[Data entries for graphics]
----
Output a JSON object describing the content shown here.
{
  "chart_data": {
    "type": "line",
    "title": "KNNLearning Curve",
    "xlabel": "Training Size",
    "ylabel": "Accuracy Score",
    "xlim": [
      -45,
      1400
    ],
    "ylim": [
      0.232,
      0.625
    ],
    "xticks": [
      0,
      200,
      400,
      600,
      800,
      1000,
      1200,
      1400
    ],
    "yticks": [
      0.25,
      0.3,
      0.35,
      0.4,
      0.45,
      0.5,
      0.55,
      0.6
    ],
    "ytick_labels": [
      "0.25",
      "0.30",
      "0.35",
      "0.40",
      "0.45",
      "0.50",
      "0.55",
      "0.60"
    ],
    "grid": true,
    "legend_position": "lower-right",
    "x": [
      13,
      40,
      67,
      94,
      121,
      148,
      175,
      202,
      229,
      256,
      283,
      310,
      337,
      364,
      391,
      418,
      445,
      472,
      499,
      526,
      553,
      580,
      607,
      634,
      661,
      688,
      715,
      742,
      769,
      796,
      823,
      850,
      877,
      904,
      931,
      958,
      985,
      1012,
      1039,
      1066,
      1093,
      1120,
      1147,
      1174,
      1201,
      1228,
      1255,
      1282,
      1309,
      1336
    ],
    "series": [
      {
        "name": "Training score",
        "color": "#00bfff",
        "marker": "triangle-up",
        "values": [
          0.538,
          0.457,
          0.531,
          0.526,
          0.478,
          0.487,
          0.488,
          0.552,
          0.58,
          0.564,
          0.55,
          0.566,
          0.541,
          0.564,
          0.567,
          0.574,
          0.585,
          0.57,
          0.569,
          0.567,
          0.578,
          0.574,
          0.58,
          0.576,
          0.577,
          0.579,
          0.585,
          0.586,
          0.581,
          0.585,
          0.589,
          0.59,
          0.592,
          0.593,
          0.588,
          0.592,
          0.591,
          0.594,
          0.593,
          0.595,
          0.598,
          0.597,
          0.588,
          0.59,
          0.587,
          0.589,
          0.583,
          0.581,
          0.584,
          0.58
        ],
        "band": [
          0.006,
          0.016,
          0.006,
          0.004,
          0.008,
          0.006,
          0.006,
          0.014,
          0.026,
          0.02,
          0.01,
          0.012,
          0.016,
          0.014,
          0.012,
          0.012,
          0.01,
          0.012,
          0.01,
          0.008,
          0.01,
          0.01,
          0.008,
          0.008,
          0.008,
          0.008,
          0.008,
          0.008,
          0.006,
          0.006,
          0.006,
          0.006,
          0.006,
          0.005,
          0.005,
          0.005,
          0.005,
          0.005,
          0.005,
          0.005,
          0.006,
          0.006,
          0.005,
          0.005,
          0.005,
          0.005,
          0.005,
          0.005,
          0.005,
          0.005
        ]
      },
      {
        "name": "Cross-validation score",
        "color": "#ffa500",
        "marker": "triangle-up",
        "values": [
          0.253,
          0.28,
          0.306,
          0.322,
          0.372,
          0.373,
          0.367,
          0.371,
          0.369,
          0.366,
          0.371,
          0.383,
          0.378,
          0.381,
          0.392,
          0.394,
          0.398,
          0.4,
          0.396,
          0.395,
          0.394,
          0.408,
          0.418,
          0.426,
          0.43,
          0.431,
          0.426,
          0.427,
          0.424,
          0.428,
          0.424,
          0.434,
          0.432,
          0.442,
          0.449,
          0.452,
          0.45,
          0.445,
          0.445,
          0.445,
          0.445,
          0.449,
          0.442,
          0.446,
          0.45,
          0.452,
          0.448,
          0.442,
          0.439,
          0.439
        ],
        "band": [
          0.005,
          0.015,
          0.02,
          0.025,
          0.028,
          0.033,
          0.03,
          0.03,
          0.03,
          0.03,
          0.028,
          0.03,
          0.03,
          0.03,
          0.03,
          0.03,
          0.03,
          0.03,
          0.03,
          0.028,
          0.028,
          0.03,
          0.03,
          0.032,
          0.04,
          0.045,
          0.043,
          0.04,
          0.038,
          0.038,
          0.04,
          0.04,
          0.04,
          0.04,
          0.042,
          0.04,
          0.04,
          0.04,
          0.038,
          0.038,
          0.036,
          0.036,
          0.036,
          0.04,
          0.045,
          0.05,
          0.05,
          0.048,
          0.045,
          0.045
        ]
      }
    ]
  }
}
----
Reproduce the listing above word for word.

Output a JSON object describing the content shown here.
{
  "chart_data": {
    "type": "line",
    "title": "KNNLearning Curve",
    "xlabel": "Training Size",
    "ylabel": "Accuracy Score",
    "xlim": [
      -45,
      1400
    ],
    "ylim": [
      0.232,
      0.625
    ],
    "xticks": [
      0,
      200,
      400,
      600,
      800,
      1000,
      1200,
      1400
    ],
    "yticks": [
      0.25,
      0.3,
      0.35,
      0.4,
      0.45,
      0.5,
      0.55,
      0.6
    ],
    "ytick_labels": [
      "0.25",
      "0.30",
      "0.35",
      "0.40",
      "0.45",
      "0.50",
      "0.55",
      "0.60"
    ],
    "grid": true,
    "legend_position": "lower-right",
    "x": [
      13,
      40,
      67,
      94,
      121,
      148,
      175,
      202,
      229,
      256,
      283,
      310,
      337,
      364,
      391,
      418,
      445,
      472,
      499,
      526,
      553,
      580,
      607,
      634,
      661,
      688,
      715,
      742,
      769,
      796,
      823,
      850,
      877,
      904,
      931,
      958,
      985,
      1012,
      1039,
      1066,
      1093,
      1120,
      1147,
      1174,
      1201,
      1228,
      1255,
      1282,
      1309,
      1336
    ],
    "series": [
      {
        "name": "Training score",
        "color": "#00bfff",
        "marker": "triangle-up",
        "values": [
          0.538,
          0.457,
          0.531,
          0.526,
          0.478,
          0.487,
          0.488,
          0.552,
          0.58,
          0.564,
          0.55,
          0.566,
          0.541,
          0.564,
          0.567,
          0.574,
          0.585,
          0.57,
          0.569,
          0.567,
          0.578,
          0.574,
          0.58,
          0.576,
          0.577,
          0.579,
          0.585,
          0.586,
          0.581,
          0.585,
          0.589,
          0.59,
          0.592,
          0.593,
          0.588,
          0.592,
          0.591,
          0.594,
          0.593,
          0.595,
          0.598,
          0.597,
          0.588,
          0.59,
          0.587,
          0.589,
          0.583,
          0.581,
          0.584,
          0.58
        ],
        "band": [
          0.006,
          0.016,
          0.006,
          0.004,
          0.008,
          0.006,
          0.006,
          0.014,
          0.026,
          0.02,
          0.01,
          0.012,
          0.016,
          0.014,
          0.012,
          0.012,
          0.01,
          0.012,
          0.01,
          0.008,
          0.01,
          0.01,
          0.008,
          0.008,
          0.008,
          0.008,
          0.008,
          0.008,
          0.006,
          0.006,
          0.006,
          0.006,
          0.006,
          0.005,
          0.005,
          0.005,
          0.005,
          0.005,
          0.005,
          0.005,
          0.006,
          0.006,
          0.005,
          0.005,
          0.005,
          0.005,
          0.005,
          0.005,
          0.005,
          0.005
        ]
      },
      {
        "name": "Cross-validation score",
        "color": "#ffa500",
        "marker": "triangle-up",
        "values": [
          0.253,
          0.28,
          0.306,
          0.322,
          0.372,
          0.373,
          0.367,
          0.371,
          0.369,
          0.366,
          0.371,
          0.383,
          0.378,
          0.381,
          0.392,
          0.394,
          0.398,
          0.4,
          0.396,
          0.395,
          0.394,
          0.408,
          0.418,
          0.426,
          0.43,
          0.431,
          0.426,
          0.427,
          0.424,
          0.428,
          0.424,
          0.434,
          0.432,
          0.442,
          0.449,
          0.452,
          0.45,
          0.445,
          0.445,
          0.445,
          0.445,
          0.449,
          0.442,
          0.446,
          0.45,
          0.452,
          0.448,
          0.442,
          0.439,
          0.439
        ],
        "band": [
          0.005,
          0.015,
          0.02,
          0.025,
          0.028,
          0.033,
          0.03,
          0.03,
          0.03,
          0.03,
          0.028,
          0.03,
          0.03,
          0.03,
          0.03,
          0.03,
          0.03,
          0.03,
          0.03,
          0.028,
          0.028,
          0.03,
          0.03,
          0.032,
          0.04,
          0.045,
          0.043,
          0.04,
          0.038,
          0.038,
          0.04,
          0.04,
          0.04,
          0.04,
          0.042,
          0.04,
          0.04,
          0.04,
          0.038,
          0.038,
          0.036,
          0.036,
          0.036,
          0.04,
          0.045,
          0.05,
          0.05,
          0.048,
          0.045,
          0.045
        ]
      }
    ]
  }
}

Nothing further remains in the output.